=== WORK TO BE COMPLETED ===
In the rows, take the part that opens with the line containing "For every button, label, input, icon, or" and closes with the line containing "- y-tick-label: 40 %: [64, 325, 120, 350]". Change "screenshot" to "image" there, and return only those lines, otherwise unaltered and without the pictures.

**** SOURCE DATA ****

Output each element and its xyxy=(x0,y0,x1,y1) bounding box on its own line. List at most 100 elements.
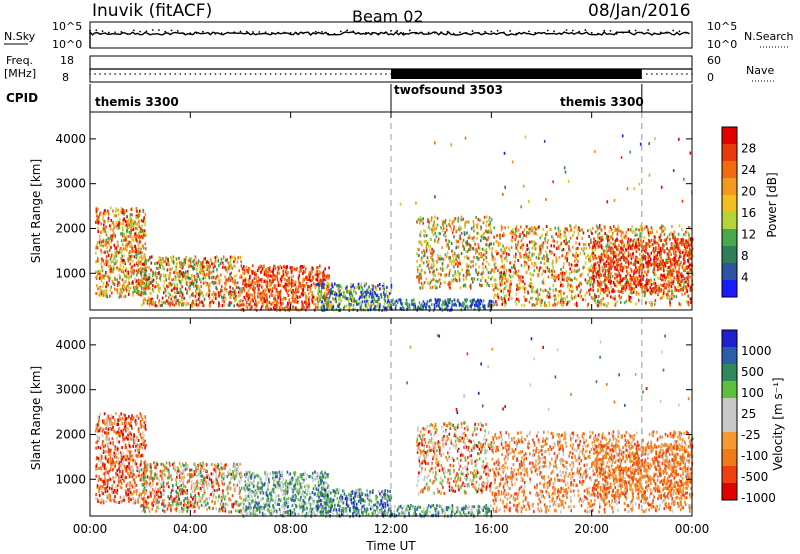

****
**** SOURCE DATA ****

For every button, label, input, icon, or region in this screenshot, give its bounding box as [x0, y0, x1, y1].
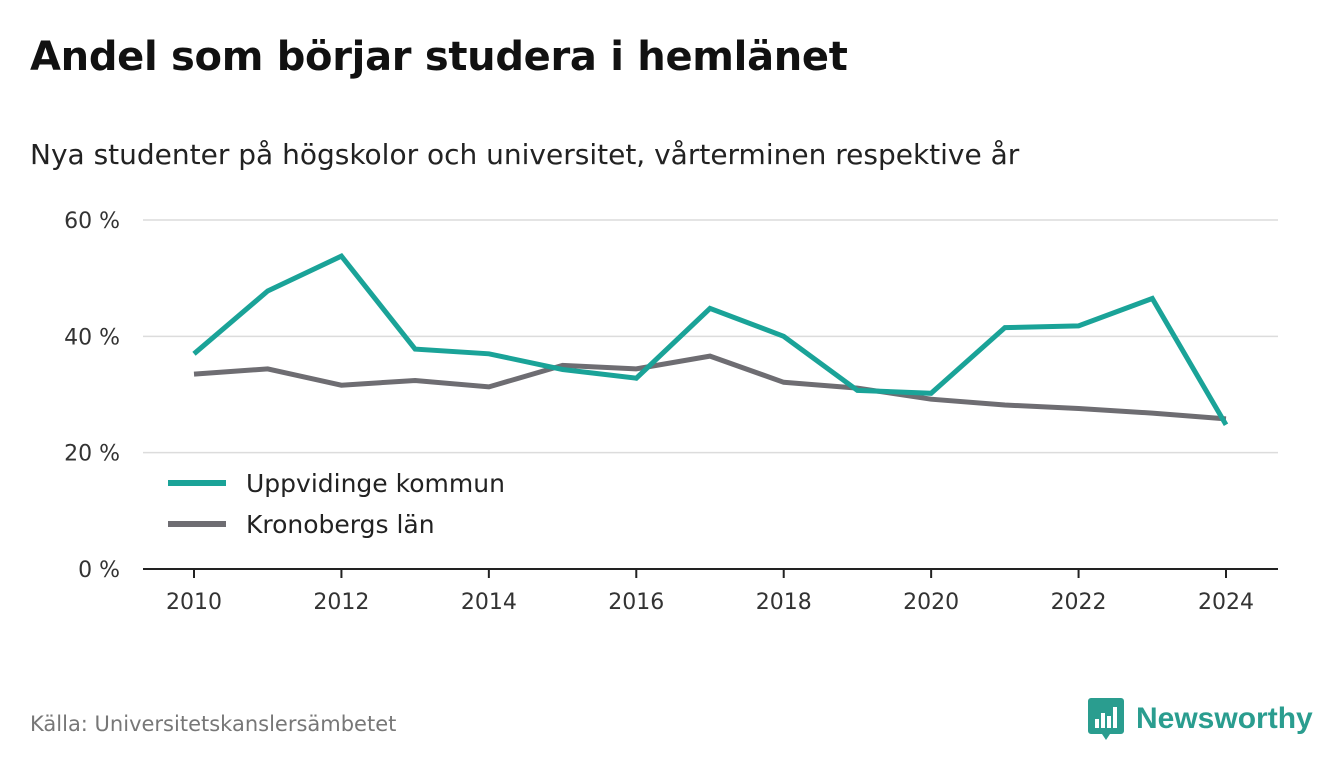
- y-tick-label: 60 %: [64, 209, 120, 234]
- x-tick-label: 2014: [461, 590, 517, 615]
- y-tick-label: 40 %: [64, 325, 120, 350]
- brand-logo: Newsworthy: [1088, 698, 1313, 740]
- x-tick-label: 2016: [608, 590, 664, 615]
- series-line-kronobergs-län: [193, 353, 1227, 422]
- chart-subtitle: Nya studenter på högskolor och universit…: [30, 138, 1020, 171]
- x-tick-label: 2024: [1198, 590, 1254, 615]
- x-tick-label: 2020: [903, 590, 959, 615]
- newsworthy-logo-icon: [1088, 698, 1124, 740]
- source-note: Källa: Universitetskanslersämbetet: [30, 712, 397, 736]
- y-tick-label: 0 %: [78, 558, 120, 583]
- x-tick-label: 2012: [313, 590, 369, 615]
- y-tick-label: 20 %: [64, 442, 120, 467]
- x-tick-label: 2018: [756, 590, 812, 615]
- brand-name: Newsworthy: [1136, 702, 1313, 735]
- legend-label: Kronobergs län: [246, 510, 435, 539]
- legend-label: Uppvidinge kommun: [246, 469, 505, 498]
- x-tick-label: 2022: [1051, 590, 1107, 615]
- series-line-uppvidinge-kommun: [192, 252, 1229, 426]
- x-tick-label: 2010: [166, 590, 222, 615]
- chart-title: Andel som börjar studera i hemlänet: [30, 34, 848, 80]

****

=== RESPONSE ===
For every button, label, input, icon, or region in this image, give its bounding box as [x0, y0, x1, y1].
- y-tick-label: 60 %: [64, 209, 120, 234]
- x-tick-label: 2014: [461, 590, 517, 615]
- y-tick-label: 40 %: [64, 325, 120, 350]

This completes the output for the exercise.